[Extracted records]
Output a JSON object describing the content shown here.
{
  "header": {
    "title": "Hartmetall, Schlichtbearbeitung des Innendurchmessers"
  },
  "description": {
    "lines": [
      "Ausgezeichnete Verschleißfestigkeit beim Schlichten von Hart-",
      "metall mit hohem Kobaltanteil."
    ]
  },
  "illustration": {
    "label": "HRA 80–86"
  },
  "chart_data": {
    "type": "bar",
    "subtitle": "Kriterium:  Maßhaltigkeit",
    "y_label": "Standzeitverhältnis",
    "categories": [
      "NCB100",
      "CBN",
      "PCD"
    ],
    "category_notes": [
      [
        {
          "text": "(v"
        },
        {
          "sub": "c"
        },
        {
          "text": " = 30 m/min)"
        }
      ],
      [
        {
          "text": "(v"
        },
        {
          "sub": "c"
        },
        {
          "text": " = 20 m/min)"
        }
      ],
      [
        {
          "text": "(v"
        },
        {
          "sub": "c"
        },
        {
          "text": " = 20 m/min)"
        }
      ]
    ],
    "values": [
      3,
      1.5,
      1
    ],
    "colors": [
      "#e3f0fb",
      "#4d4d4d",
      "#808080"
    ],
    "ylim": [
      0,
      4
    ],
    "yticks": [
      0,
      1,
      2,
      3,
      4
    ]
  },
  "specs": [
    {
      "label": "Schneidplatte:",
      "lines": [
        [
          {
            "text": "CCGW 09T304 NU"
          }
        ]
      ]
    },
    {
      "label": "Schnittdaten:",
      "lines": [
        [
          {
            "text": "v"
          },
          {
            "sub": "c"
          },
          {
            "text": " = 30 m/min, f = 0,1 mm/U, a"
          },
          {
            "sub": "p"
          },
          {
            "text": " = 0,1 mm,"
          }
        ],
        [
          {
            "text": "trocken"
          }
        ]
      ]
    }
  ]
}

▶ [Objective]: Return every entry verbatim.

▶ [In response]:
Output a JSON object describing the content shown here.
{
  "header": {
    "title": "Hartmetall, Schlichtbearbeitung des Innendurchmessers"
  },
  "description": {
    "lines": [
      "Ausgezeichnete Verschleißfestigkeit beim Schlichten von Hart-",
      "metall mit hohem Kobaltanteil."
    ]
  },
  "illustration": {
    "label": "HRA 80–86"
  },
  "chart_data": {
    "type": "bar",
    "subtitle": "Kriterium:  Maßhaltigkeit",
    "y_label": "Standzeitverhältnis",
    "categories": [
      "NCB100",
      "CBN",
      "PCD"
    ],
    "category_notes": [
      [
        {
          "text": "(v"
        },
        {
          "sub": "c"
        },
        {
          "text": " = 30 m/min)"
        }
      ],
      [
        {
          "text": "(v"
        },
        {
          "sub": "c"
        },
        {
          "text": " = 20 m/min)"
        }
      ],
      [
        {
          "text": "(v"
        },
        {
          "sub": "c"
        },
        {
          "text": " = 20 m/min)"
        }
      ]
    ],
    "values": [
      3,
      1.5,
      1
    ],
    "colors": [
      "#e3f0fb",
      "#4d4d4d",
      "#808080"
    ],
    "ylim": [
      0,
      4
    ],
    "yticks": [
      0,
      1,
      2,
      3,
      4
    ]
  },
  "specs": [
    {
      "label": "Schneidplatte:",
      "lines": [
        [
          {
            "text": "CCGW 09T304 NU"
          }
        ]
      ]
    },
    {
      "label": "Schnittdaten:",
      "lines": [
        [
          {
            "text": "v"
          },
          {
            "sub": "c"
          },
          {
            "text": " = 30 m/min, f = 0,1 mm/U, a"
          },
          {
            "sub": "p"
          },
          {
            "text": " = 0,1 mm,"
          }
        ],
        [
          {
            "text": "trocken"
          }
        ]
      ]
    }
  ]
}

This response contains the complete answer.